[The records]
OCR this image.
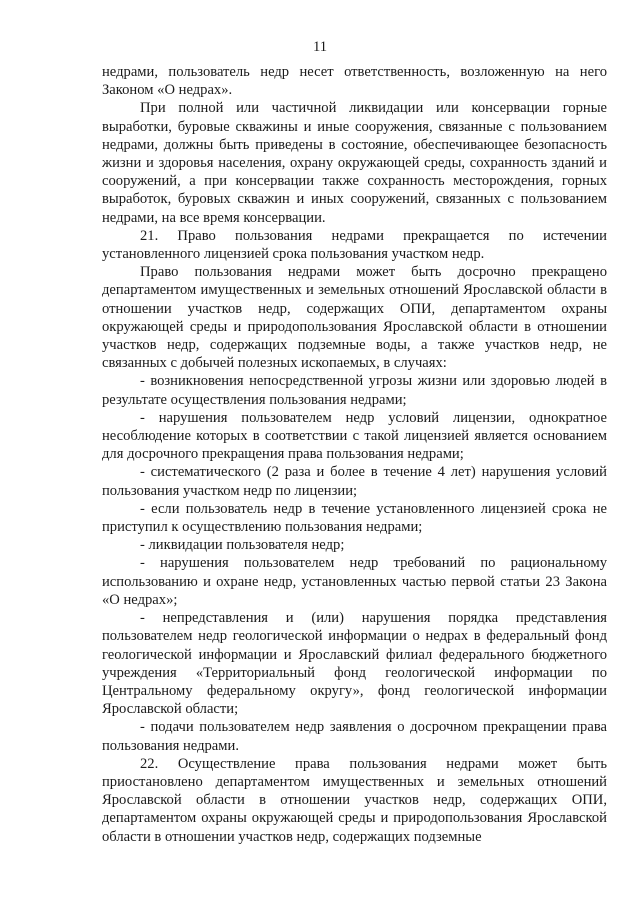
11

недрами, пользователь недр несет ответственность, возложенную на него Законом «О недрах».

При полной или частичной ликвидации или консервации горные выработки, буровые скважины и иные сооружения, связанные с пользованием недрами, должны быть приведены в состояние, обеспечивающее безопасность жизни и здоровья населения, охрану окружающей среды, сохранность зданий и сооружений, а при консервации также сохранность месторождения, горных выработок, буровых скважин и иных сооружений, связанных с пользованием недрами, на все время консервации.

21. Право пользования недрами прекращается по истечении установленного лицензией срока пользования участком недр.

Право пользования недрами может быть досрочно прекращено департаментом имущественных и земельных отношений Ярославской области в отношении участков недр, содержащих ОПИ, департаментом охраны окружающей среды и природопользования Ярославской области в отношении участков недр, содержащих подземные воды, а также участков недр, не связанных с добычей полезных ископаемых, в случаях:

- возникновения непосредственной угрозы жизни или здоровью людей в результате осуществления пользования недрами;

- нарушения пользователем недр условий лицензии, однократное несоблюдение которых в соответствии с такой лицензией является основанием для досрочного прекращения права пользования недрами;

- систематического (2 раза и более в течение 4 лет) нарушения условий пользования участком недр по лицензии;

- если пользователь недр в течение установленного лицензией срока не приступил к осуществлению пользования недрами;

- ликвидации пользователя недр;

- нарушения пользователем недр требований по рациональному использованию и охране недр, установленных частью первой статьи 23 Закона «О недрах»;

- непредставления и (или) нарушения порядка представления пользователем недр геологической информации о недрах в федеральный фонд геологической информации и Ярославский филиал федерального бюджетного учреждения «Территориальный фонд геологической информации по Центральному федеральному округу», фонд геологической информации Ярославской области;

- подачи пользователем недр заявления о досрочном прекращении права пользования недрами.

22. Осуществление права пользования недрами может быть приостановлено департаментом имущественных и земельных отношений Ярославской области в отношении участков недр, содержащих ОПИ, департаментом охраны окружающей среды и природопользования Ярославской области в отношении участков недр, содержащих подземные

[What to work on] Repeat everything in the records precisely. Images are excluded from the copy.

[Answer to the problem]
OCR this image.
11

недрами, пользователь недр несет ответственность, возложенную на него Законом «О недрах».

При полной или частичной ликвидации или консервации горные выработки, буровые скважины и иные сооружения, связанные с пользованием недрами, должны быть приведены в состояние, обеспечивающее безопасность жизни и здоровья населения, охрану окружающей среды, сохранность зданий и сооружений, а при консервации также сохранность месторождения, горных выработок, буровых скважин и иных сооружений, связанных с пользованием недрами, на все время консервации.

21. Право пользования недрами прекращается по истечении установленного лицензией срока пользования участком недр.

Право пользования недрами может быть досрочно прекращено департаментом имущественных и земельных отношений Ярославской области в отношении участков недр, содержащих ОПИ, департаментом охраны окружающей среды и природопользования Ярославской области в отношении участков недр, содержащих подземные воды, а также участков недр, не связанных с добычей полезных ископаемых, в случаях:

- возникновения непосредственной угрозы жизни или здоровью людей в результате осуществления пользования недрами;

- нарушения пользователем недр условий лицензии, однократное несоблюдение которых в соответствии с такой лицензией является основанием для досрочного прекращения права пользования недрами;

- систематического (2 раза и более в течение 4 лет) нарушения условий пользования участком недр по лицензии;

- если пользователь недр в течение установленного лицензией срока не приступил к осуществлению пользования недрами;

- ликвидации пользователя недр;

- нарушения пользователем недр требований по рациональному использованию и охране недр, установленных частью первой статьи 23 Закона «О недрах»;

- непредставления и (или) нарушения порядка представления пользователем недр геологической информации о недрах в федеральный фонд геологической информации и Ярославский филиал федерального бюджетного учреждения «Территориальный фонд геологической информации по Центральному федеральному округу», фонд геологической информации Ярославской области;

- подачи пользователем недр заявления о досрочном прекращении права пользования недрами.

22. Осуществление права пользования недрами может быть приостановлено департаментом имущественных и земельных отношений Ярославской области в отношении участков недр, содержащих ОПИ, департаментом охраны окружающей среды и природопользования Ярославской области в отношении участков недр, содержащих подземные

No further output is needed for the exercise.